Answer with the number of lines in the listing below that contain the word "this", and nothing else.

** Begin Input rows **

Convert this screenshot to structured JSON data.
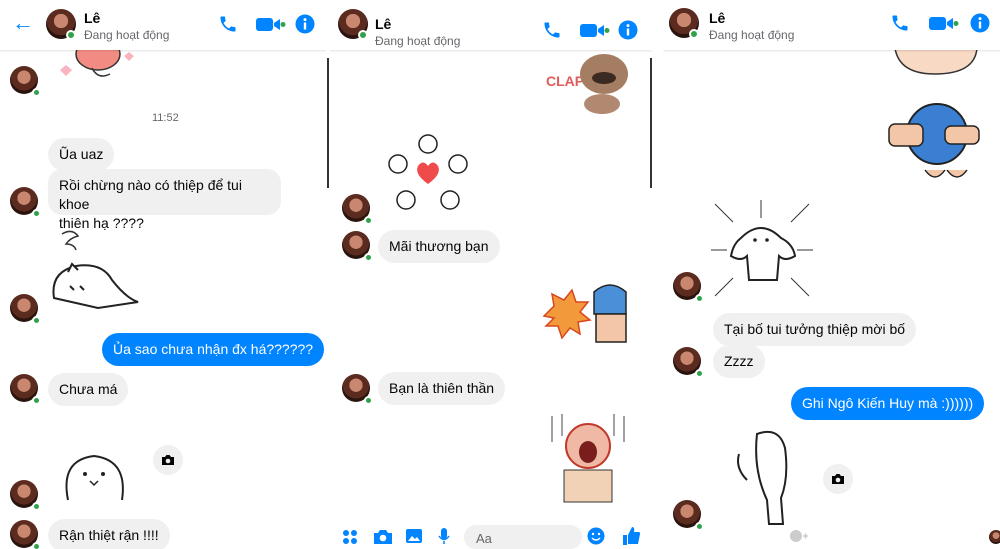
{
  "contact": {
    "name": "Lê",
    "status": "Đang hoạt động"
  },
  "colors": {
    "accent": "#0084ff",
    "online": "#31a24c",
    "bubble_in": "#f0f0f0"
  },
  "header_icons": [
    "back-arrow-icon",
    "phone-icon",
    "video-camera-icon",
    "info-icon"
  ],
  "panel1": {
    "timestamp": "11:52",
    "messages": [
      {
        "text": "Ũa uaz"
      },
      {
        "text": "Rồi chừng nào có thiệp để tui khoe"
      },
      {
        "text": "thiên hạ ????"
      },
      {
        "text": "Ủa sao chưa nhận đx há??????"
      },
      {
        "text": "Chưa má"
      },
      {
        "text": "Rận thiệt rận !!!!"
      }
    ]
  },
  "panel2": {
    "messages": [
      {
        "text": "Mãi thương bạn"
      },
      {
        "text": "Bạn là thiên thần"
      }
    ],
    "composer": {
      "placeholder": "Aa"
    }
  },
  "panel3": {
    "messages": [
      {
        "text": "Tại bố tui tưởng thiệp mời bố"
      },
      {
        "text": "Zzzz"
      },
      {
        "text": "Ghi Ngô Kiến Huy mà :))))))"
      }
    ]
  }
}
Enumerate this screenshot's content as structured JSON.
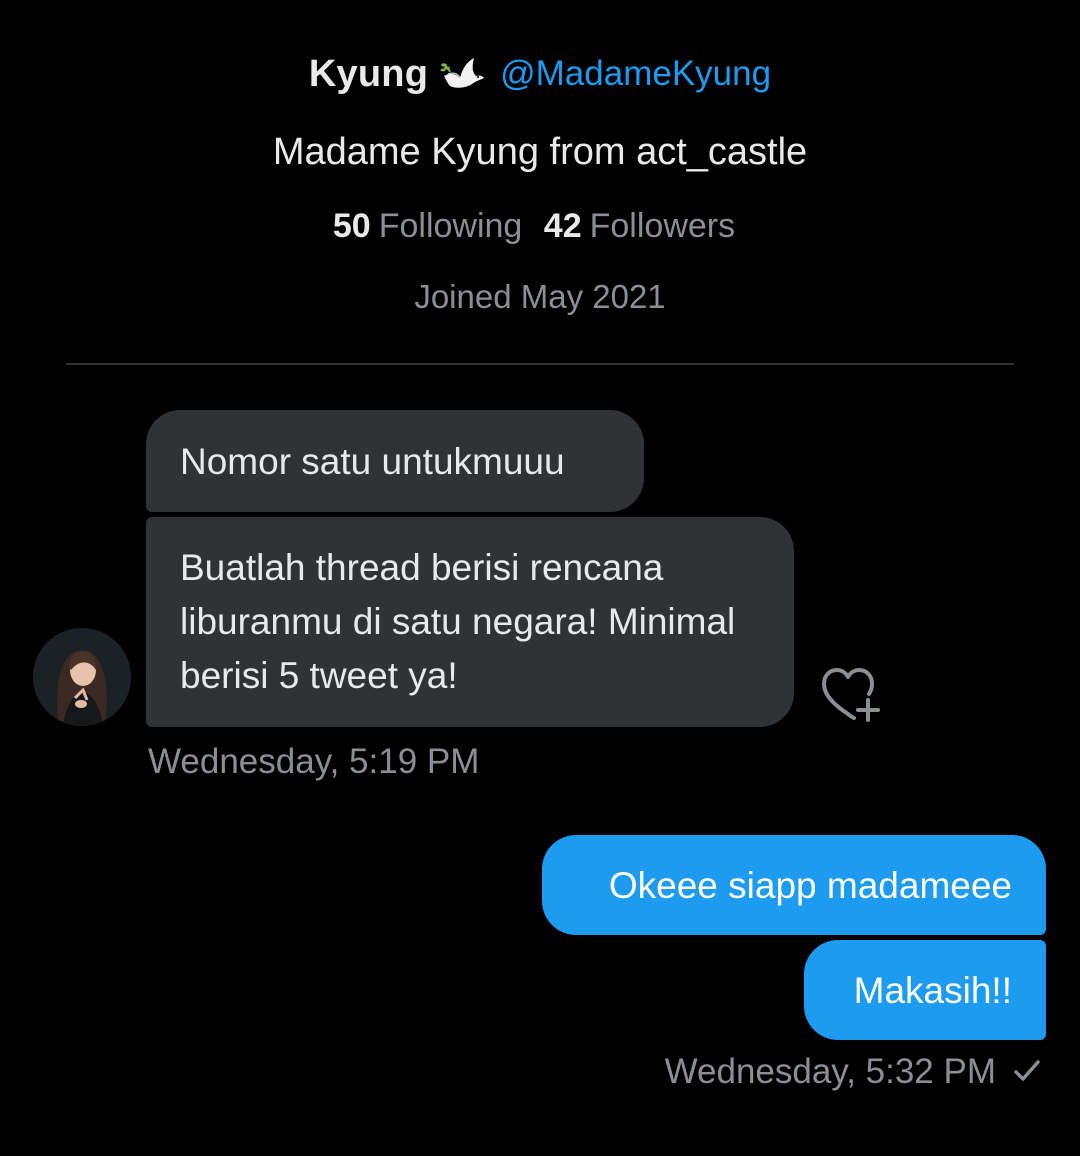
{
  "profile": {
    "display_name": "Kyung",
    "emoji_icon": "dove-icon",
    "handle": "@MadameKyung",
    "bio": "Madame Kyung from act_castle",
    "following_count": "50",
    "following_label": "Following",
    "followers_count": "42",
    "followers_label": "Followers",
    "joined": "Joined May 2021"
  },
  "messages": {
    "received": [
      {
        "text": "Nomor satu untukmuuu"
      },
      {
        "text": "Buatlah thread berisi rencana liburanmu di satu negara! Minimal berisi 5 tweet ya!"
      }
    ],
    "received_timestamp": "Wednesday, 5:19 PM",
    "sent": [
      {
        "text": "Okeee siapp madameee"
      },
      {
        "text": "Makasih!!"
      }
    ],
    "sent_timestamp": "Wednesday, 5:32 PM"
  },
  "icons": {
    "avatar": "avatar",
    "reaction": "heart-add-icon",
    "read_status": "check-icon"
  },
  "colors": {
    "background": "#000000",
    "accent": "#1d9bf0",
    "received_bubble": "#2f3336",
    "secondary_text": "#8b8f94"
  }
}
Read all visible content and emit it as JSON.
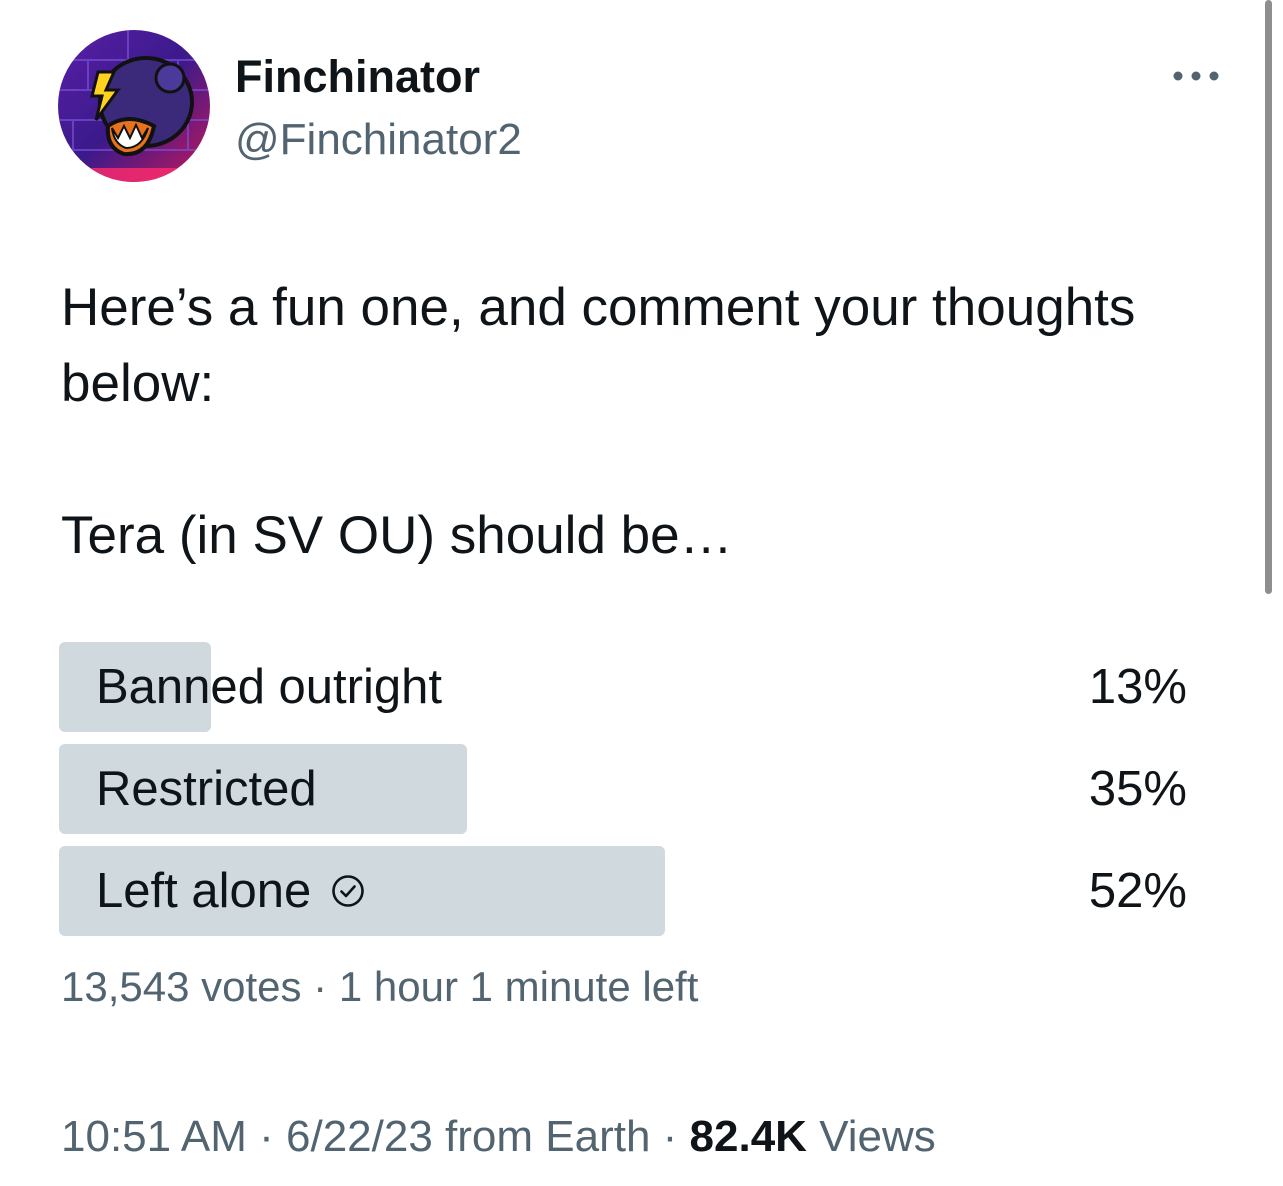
{
  "author": {
    "display_name": "Finchinator",
    "handle": "@Finchinator2",
    "avatar_icon": "cartoon-avatar-icon"
  },
  "more_icon": "more-dots-icon",
  "tweet": {
    "text": "Here’s a fun one, and comment your thoughts below:\n\nTera (in SV OU) should be…"
  },
  "poll": {
    "options": [
      {
        "label": "Banned outright",
        "percent": "13%",
        "fraction": 0.13
      },
      {
        "label": "Restricted",
        "percent": "35%",
        "fraction": 0.35
      },
      {
        "label": "Left alone",
        "percent": "52%",
        "fraction": 0.52,
        "selected_icon": "check-circle-icon"
      }
    ],
    "votes": "13,543 votes",
    "separator": " · ",
    "time_left": "1 hour 1 minute left"
  },
  "meta": {
    "time": "10:51 AM",
    "separator": " · ",
    "date": "6/22/23 from Earth",
    "views_count": "82.4K",
    "views_label": " Views"
  },
  "colors": {
    "text_primary": "#0f1419",
    "text_secondary": "#536471",
    "poll_bar": "#cfd9de"
  }
}
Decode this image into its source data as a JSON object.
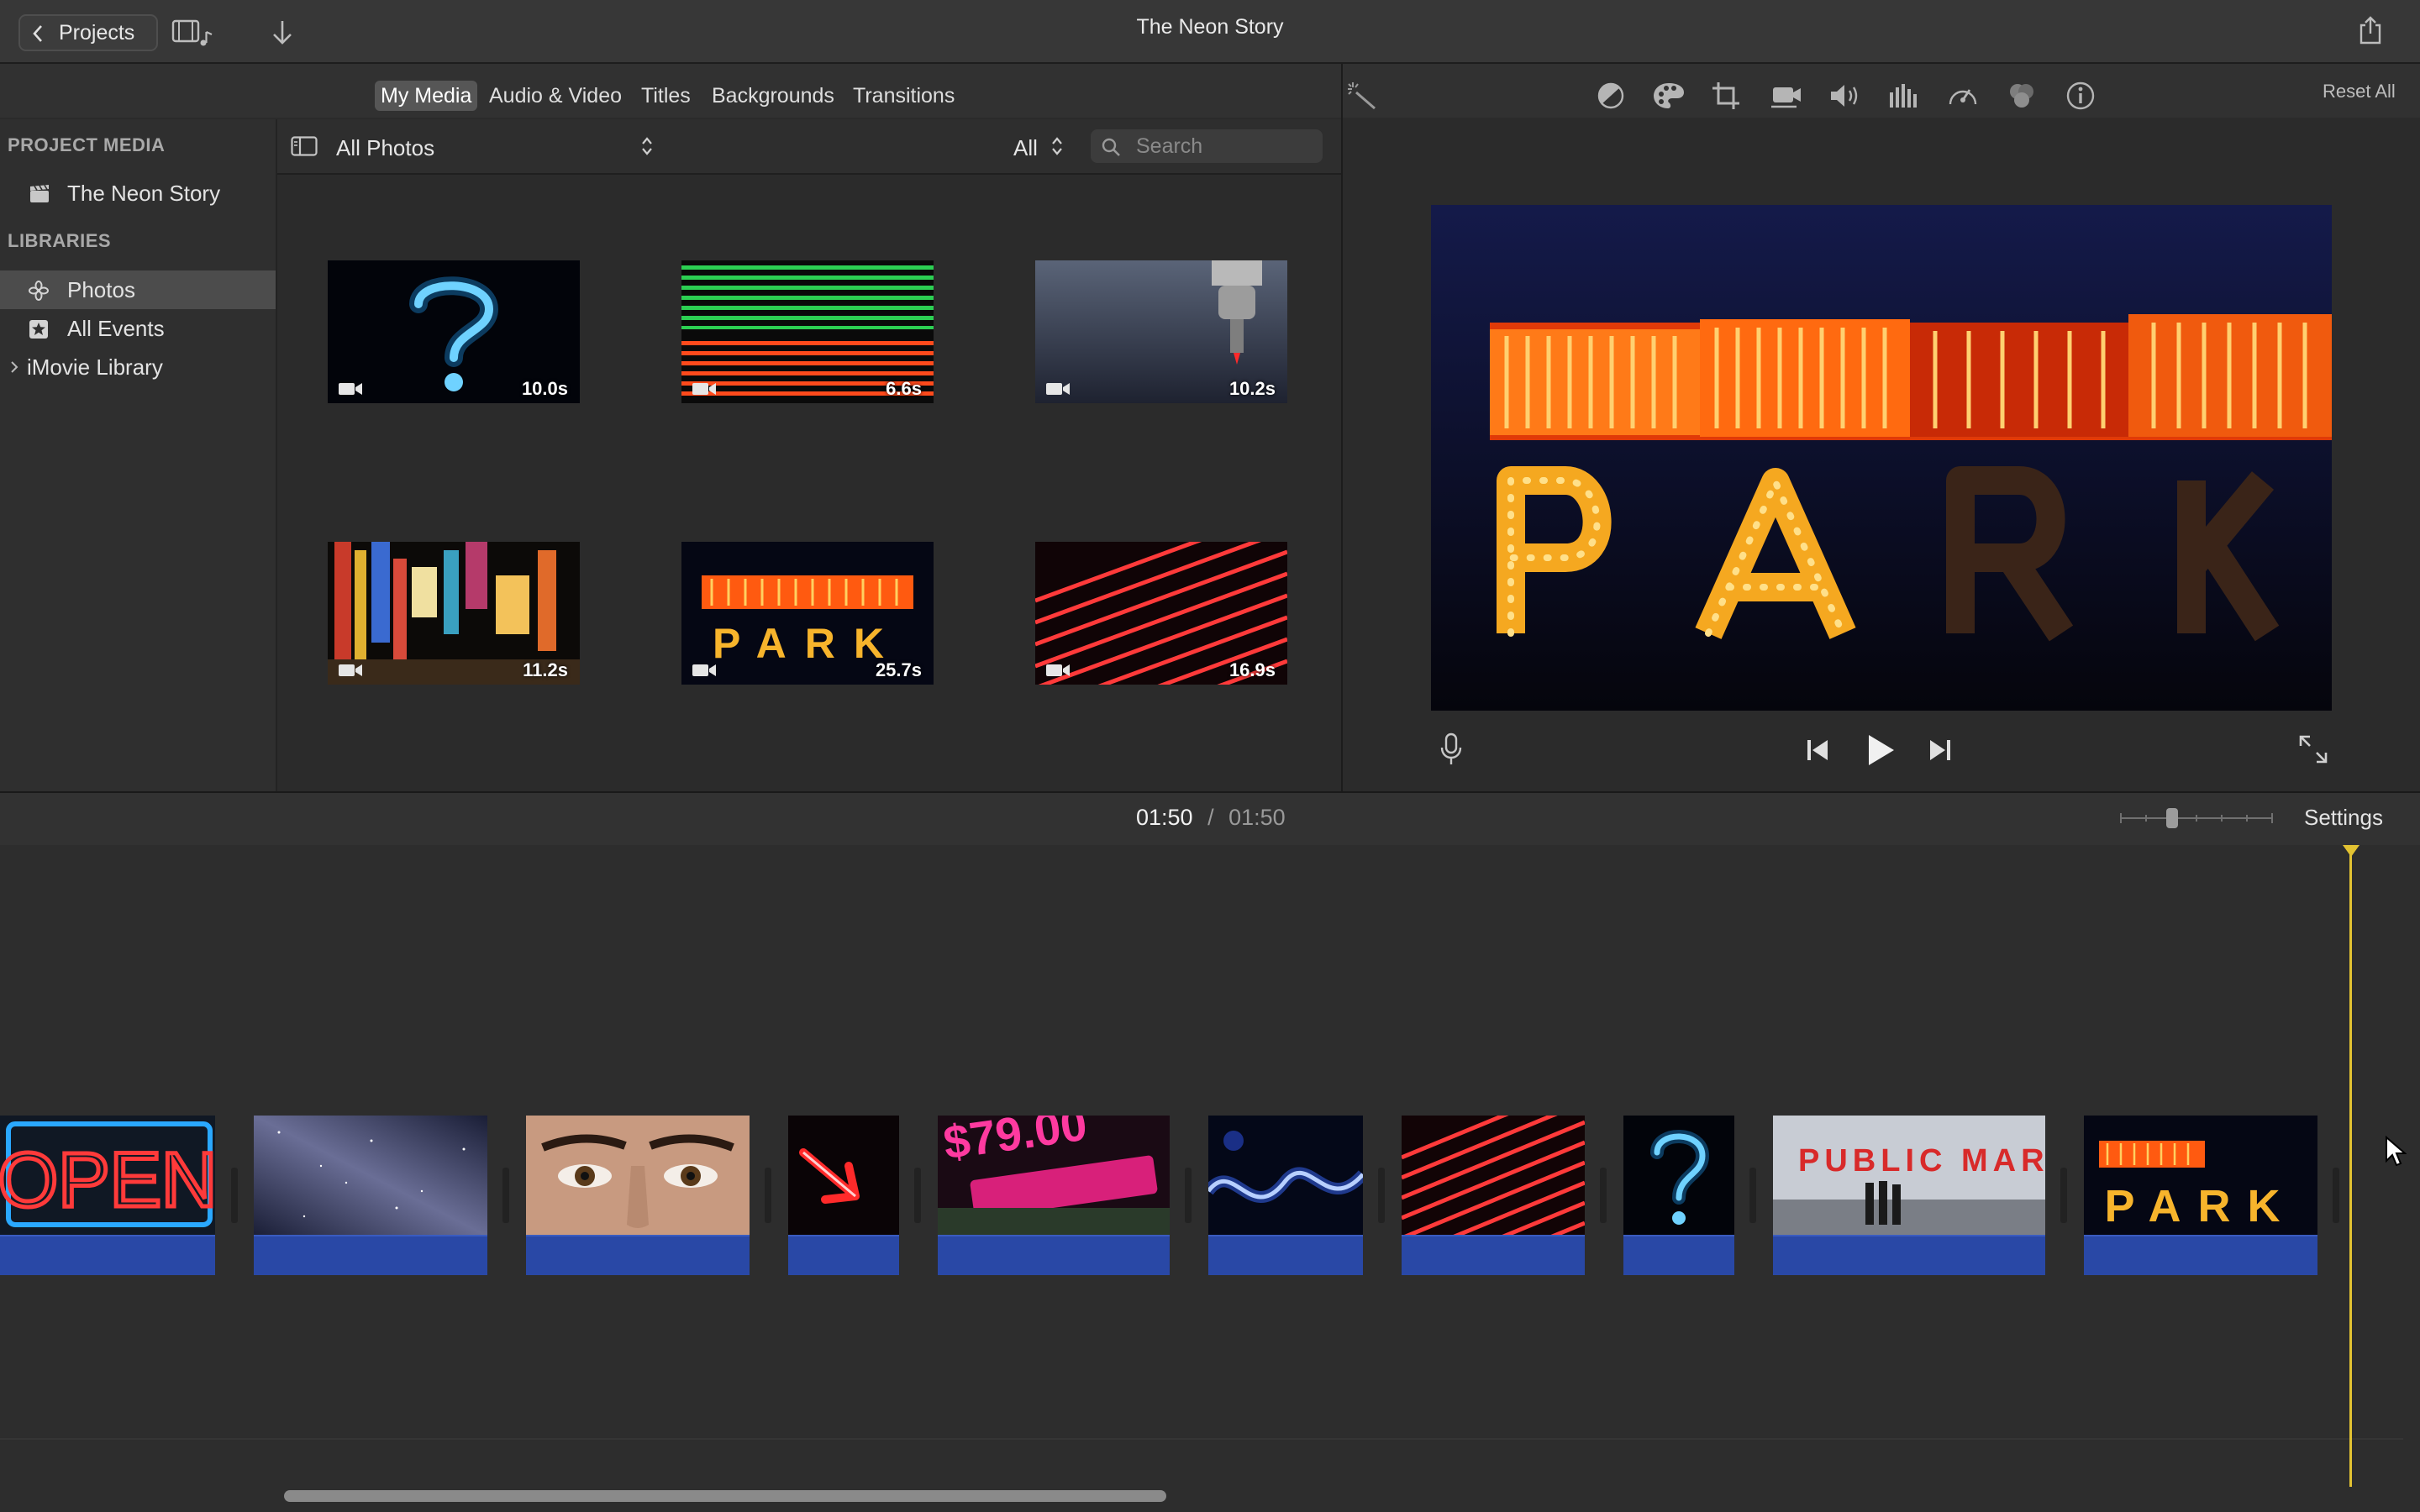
{
  "titlebar": {
    "projects_label": "Projects",
    "title": "The Neon Story"
  },
  "browser_tabs": [
    {
      "label": "My Media",
      "active": true
    },
    {
      "label": "Audio & Video",
      "active": false
    },
    {
      "label": "Titles",
      "active": false
    },
    {
      "label": "Backgrounds",
      "active": false
    },
    {
      "label": "Transitions",
      "active": false
    }
  ],
  "viewer_toolbar": {
    "icons": [
      "magic-wand-icon",
      "color-balance-icon",
      "color-correction-icon",
      "crop-icon",
      "stabilization-icon",
      "volume-icon",
      "noise-reduction-icon",
      "speed-icon",
      "clip-filter-icon",
      "info-icon"
    ],
    "reset_label": "Reset All"
  },
  "sidebar": {
    "project_media_heading": "PROJECT MEDIA",
    "project_item": "The Neon Story",
    "libraries_heading": "LIBRARIES",
    "items": [
      {
        "label": "Photos",
        "icon": "photos-icon",
        "selected": true
      },
      {
        "label": "All Events",
        "icon": "star-icon",
        "selected": false
      },
      {
        "label": "iMovie Library",
        "icon": "chevron-right-icon",
        "selected": false
      }
    ]
  },
  "filter_bar": {
    "source_label": "All Photos",
    "filter_label": "All",
    "search_placeholder": "Search"
  },
  "media": [
    {
      "subject": "blue neon question mark",
      "duration": "10.0s"
    },
    {
      "subject": "green and red neon stripes",
      "duration": "6.6s"
    },
    {
      "subject": "machine part close-up",
      "duration": "10.2s"
    },
    {
      "subject": "city street neon signs",
      "duration": "11.2s"
    },
    {
      "subject": "PARK neon sign",
      "duration": "25.7s"
    },
    {
      "subject": "red diagonal neon lines",
      "duration": "16.9s"
    }
  ],
  "viewer": {
    "frame_text": "PARK"
  },
  "timeline": {
    "current_time": "01:50",
    "separator": "/",
    "total_time": "01:50",
    "settings_label": "Settings",
    "clips": [
      {
        "subject": "OPEN neon sign",
        "text": "OPEN"
      },
      {
        "subject": "milky way night sky"
      },
      {
        "subject": "close-up of eyes"
      },
      {
        "subject": "red neon arrow"
      },
      {
        "subject": "vacancy motel sign",
        "text": "$79.00"
      },
      {
        "subject": "blue neon waves"
      },
      {
        "subject": "red neon lines"
      },
      {
        "subject": "blue neon question mark"
      },
      {
        "subject": "public market sign",
        "text": "PUBLIC MARKET"
      },
      {
        "subject": "PARK neon sign",
        "text": "PARK"
      }
    ]
  },
  "colors": {
    "selection_blue": "#2948a6",
    "playhead": "#e2c232",
    "neon_orange": "#ff6a10",
    "bulb_yellow": "#f7b42c"
  }
}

** End Input rows **

Correct answer:
3